Here are records with pictures in them. Copy all of them exactly and leave the pictures out.

· · ·

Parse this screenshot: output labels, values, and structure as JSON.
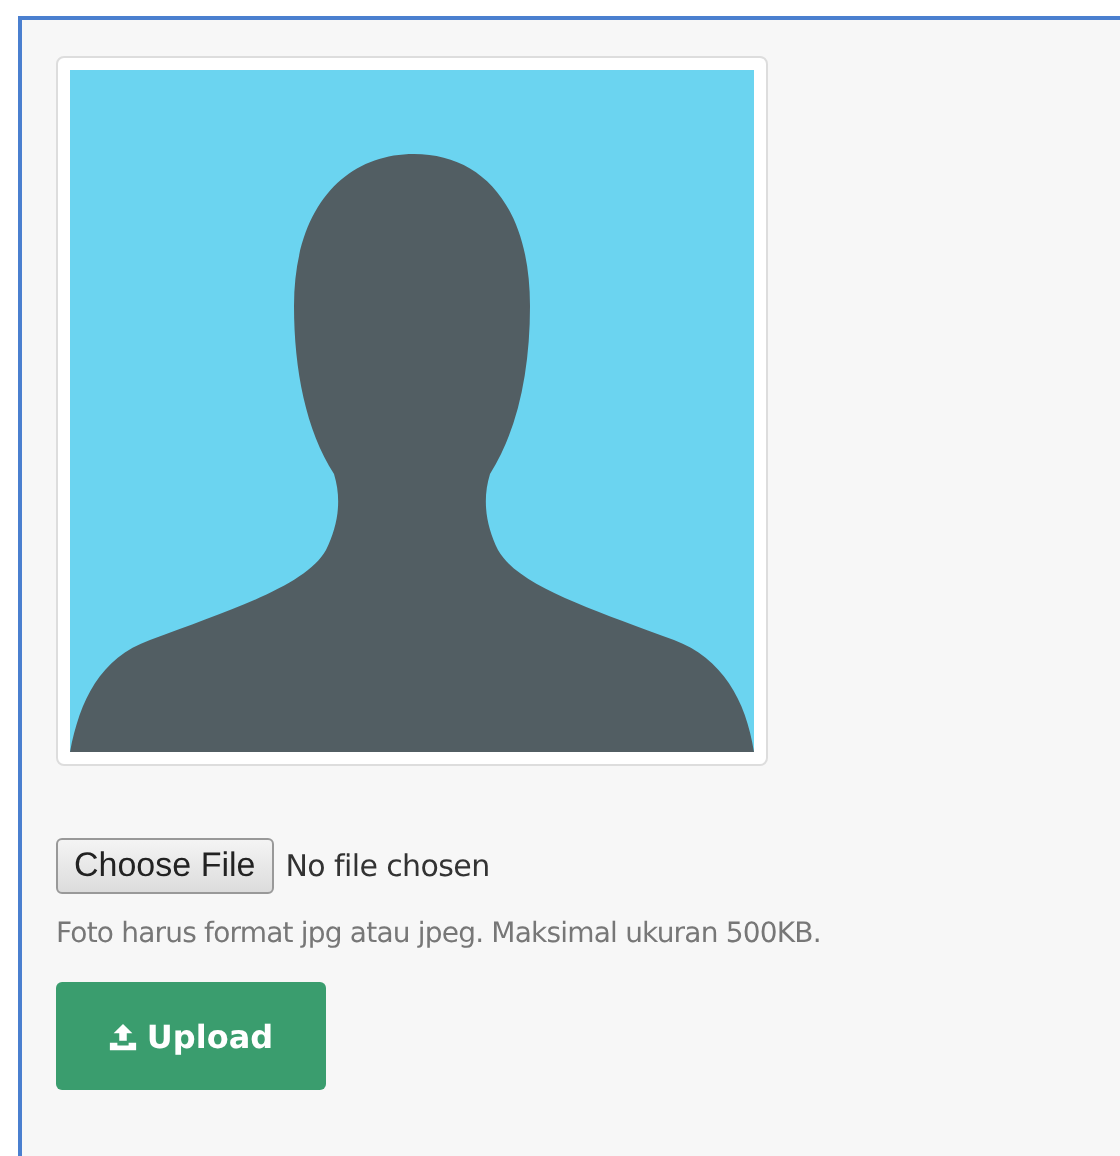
{
  "file_input": {
    "button": "Choose File",
    "status": "No file chosen"
  },
  "hint": "Foto harus format jpg atau jpeg. Maksimal ukuran 500KB.",
  "upload_button": {
    "label": "Upload"
  }
}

· · ·

Completed task:
Parse this screenshot: output labels, values, and structure as JSON.
{
  "file_input": {
    "button": "Choose File",
    "status": "No file chosen"
  },
  "hint": "Foto harus format jpg atau jpeg. Maksimal ukuran 500KB.",
  "upload_button": {
    "label": "Upload"
  }
}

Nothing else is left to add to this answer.